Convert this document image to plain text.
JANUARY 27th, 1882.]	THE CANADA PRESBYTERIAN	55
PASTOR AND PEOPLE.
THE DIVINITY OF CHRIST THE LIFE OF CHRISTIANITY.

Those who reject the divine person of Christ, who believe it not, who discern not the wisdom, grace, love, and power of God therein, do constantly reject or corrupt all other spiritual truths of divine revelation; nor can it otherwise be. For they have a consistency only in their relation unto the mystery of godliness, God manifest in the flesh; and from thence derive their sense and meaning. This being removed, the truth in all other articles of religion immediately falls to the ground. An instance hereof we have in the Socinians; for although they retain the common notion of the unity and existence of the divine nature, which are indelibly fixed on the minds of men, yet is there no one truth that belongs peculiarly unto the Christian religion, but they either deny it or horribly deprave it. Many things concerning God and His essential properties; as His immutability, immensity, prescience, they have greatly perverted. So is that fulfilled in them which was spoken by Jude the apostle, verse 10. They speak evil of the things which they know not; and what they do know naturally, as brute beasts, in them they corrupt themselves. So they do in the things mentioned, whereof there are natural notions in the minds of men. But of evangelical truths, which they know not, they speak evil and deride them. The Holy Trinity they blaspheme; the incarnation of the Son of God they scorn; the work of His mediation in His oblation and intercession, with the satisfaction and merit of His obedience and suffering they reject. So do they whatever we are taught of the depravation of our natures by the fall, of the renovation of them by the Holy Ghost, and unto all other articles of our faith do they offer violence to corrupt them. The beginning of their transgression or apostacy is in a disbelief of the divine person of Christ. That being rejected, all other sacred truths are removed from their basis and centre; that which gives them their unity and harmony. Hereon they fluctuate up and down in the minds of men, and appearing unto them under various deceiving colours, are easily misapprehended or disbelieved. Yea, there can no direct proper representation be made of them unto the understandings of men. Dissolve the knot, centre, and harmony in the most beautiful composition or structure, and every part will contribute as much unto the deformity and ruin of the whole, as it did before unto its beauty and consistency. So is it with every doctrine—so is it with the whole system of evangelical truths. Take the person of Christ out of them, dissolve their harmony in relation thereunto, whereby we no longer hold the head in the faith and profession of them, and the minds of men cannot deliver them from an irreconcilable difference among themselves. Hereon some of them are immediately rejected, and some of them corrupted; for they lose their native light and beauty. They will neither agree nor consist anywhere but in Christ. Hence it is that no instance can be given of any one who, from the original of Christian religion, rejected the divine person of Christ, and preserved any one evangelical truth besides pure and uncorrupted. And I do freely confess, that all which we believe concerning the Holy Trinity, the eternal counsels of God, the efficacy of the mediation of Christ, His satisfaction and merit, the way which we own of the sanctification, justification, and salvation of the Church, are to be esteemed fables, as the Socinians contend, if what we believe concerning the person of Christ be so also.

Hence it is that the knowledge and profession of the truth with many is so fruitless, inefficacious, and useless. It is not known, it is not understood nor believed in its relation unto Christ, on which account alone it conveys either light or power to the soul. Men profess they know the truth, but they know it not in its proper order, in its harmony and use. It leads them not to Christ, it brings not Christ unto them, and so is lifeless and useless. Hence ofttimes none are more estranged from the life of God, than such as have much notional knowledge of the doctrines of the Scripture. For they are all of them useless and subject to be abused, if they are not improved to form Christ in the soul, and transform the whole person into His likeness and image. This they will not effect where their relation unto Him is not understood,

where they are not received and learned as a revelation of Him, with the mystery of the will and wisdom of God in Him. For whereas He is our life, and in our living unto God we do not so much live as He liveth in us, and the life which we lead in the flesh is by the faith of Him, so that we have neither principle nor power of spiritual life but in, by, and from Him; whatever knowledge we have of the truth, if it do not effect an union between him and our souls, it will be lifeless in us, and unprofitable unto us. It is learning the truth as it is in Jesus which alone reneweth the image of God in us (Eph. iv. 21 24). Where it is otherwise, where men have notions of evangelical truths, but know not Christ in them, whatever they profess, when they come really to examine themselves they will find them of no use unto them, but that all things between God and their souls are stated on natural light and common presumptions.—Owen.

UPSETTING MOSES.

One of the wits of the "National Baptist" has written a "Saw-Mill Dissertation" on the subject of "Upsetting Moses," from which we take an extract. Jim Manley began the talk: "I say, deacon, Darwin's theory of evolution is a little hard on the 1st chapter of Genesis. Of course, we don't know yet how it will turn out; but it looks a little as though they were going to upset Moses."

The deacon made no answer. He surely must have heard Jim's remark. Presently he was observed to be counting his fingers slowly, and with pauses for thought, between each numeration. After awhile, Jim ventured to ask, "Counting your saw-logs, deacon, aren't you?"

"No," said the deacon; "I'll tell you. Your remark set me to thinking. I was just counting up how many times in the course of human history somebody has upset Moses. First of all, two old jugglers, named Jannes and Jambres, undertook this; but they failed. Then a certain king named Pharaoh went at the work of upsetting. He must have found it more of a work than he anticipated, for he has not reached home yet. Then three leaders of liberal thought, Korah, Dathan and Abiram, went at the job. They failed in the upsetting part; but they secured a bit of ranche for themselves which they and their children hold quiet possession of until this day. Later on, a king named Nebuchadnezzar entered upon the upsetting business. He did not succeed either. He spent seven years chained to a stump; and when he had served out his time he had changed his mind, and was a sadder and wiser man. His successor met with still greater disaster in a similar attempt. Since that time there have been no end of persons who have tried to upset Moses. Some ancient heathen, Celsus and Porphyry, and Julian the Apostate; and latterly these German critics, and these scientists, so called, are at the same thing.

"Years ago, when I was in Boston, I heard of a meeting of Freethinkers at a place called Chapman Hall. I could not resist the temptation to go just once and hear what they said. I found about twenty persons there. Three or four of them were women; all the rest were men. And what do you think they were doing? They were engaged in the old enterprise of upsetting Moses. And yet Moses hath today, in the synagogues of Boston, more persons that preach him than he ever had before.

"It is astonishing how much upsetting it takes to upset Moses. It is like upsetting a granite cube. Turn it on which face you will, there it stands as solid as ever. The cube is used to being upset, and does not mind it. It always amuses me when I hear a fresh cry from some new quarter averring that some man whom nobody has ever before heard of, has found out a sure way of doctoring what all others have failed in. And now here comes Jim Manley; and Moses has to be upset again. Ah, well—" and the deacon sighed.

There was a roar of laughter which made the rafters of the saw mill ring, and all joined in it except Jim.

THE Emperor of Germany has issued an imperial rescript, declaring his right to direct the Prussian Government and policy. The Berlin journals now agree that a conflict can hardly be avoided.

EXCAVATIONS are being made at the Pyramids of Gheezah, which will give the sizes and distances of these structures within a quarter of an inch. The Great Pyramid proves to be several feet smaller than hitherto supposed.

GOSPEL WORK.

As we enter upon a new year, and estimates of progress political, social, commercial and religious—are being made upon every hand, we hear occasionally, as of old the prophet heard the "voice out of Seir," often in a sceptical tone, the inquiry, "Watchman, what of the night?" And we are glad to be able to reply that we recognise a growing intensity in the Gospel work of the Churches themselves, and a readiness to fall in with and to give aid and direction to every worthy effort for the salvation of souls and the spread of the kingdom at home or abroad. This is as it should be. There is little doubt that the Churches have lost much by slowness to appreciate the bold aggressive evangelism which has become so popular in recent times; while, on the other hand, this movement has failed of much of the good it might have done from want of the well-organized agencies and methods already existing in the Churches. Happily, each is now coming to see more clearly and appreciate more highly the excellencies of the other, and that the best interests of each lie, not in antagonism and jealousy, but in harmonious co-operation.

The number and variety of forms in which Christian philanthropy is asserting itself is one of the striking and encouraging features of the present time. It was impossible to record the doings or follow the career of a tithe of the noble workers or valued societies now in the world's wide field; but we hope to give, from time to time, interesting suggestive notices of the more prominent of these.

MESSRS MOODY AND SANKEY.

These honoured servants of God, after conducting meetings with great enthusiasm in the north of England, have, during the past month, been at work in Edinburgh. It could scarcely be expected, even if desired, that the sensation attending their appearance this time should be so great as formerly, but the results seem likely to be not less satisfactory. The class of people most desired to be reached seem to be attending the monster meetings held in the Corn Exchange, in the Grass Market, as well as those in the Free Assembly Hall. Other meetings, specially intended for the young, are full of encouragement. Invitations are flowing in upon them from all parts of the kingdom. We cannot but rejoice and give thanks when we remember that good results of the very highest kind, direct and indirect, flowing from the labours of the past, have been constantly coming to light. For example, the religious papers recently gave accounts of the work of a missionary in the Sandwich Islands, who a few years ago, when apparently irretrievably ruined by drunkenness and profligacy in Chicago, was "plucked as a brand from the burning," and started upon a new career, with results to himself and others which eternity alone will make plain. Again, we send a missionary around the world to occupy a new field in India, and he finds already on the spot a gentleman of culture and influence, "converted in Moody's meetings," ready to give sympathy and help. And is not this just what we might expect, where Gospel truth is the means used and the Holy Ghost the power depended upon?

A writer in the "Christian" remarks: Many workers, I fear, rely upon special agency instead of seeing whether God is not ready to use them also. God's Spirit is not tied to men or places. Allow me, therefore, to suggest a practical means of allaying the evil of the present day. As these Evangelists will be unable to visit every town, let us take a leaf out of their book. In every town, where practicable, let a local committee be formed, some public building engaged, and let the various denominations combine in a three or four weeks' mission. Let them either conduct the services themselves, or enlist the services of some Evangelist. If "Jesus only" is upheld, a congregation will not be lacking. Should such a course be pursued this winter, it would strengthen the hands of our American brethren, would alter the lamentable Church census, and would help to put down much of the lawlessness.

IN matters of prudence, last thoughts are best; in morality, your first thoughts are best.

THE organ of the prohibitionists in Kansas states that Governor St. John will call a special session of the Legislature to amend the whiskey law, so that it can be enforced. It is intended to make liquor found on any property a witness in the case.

Your assignment
Copy every line of the entries in which "counting" can be found.

Solution to this exercise
The deacon made no answer. He surely must have heard Jim's remark. Presently he was observed to be counting his fingers slowly, and with pauses for thought, between each numeration. After awhile, Jim ventured to ask, "Counting your saw-logs, deacon, aren't you?"
"No," said the deacon; "I'll tell you. Your remark set me to thinking. I was just counting up how many times in the course of human history somebody has upset Moses. First of all, two old jugglers, named Jannes and Jambres, undertook this; but they failed. Then a certain king named Pharaoh went at the work of upsetting. He must have found it more of a work than he anticipated, for he has not reached home yet. Then three leaders of liberal thought, Korah, Dathan and Abiram, went at the job. They failed in the upsetting part; but they secured a bit of ranche for themselves which they and their children hold quiet possession of until this day. Later on, a king named Nebuchadnezzar entered upon the upsetting business. He did not succeed either. He spent seven years chained to a stump; and when he had served out his time he had changed his mind, and was a sadder and wiser man. His successor met with still greater disaster in a similar attempt. Since that time there have been no end of persons who have tried to upset Moses. Some ancient heathen, Celsus and Porphyry, and Julian the Apostate; and latterly these German critics, and these scientists, so called, are at the same thing.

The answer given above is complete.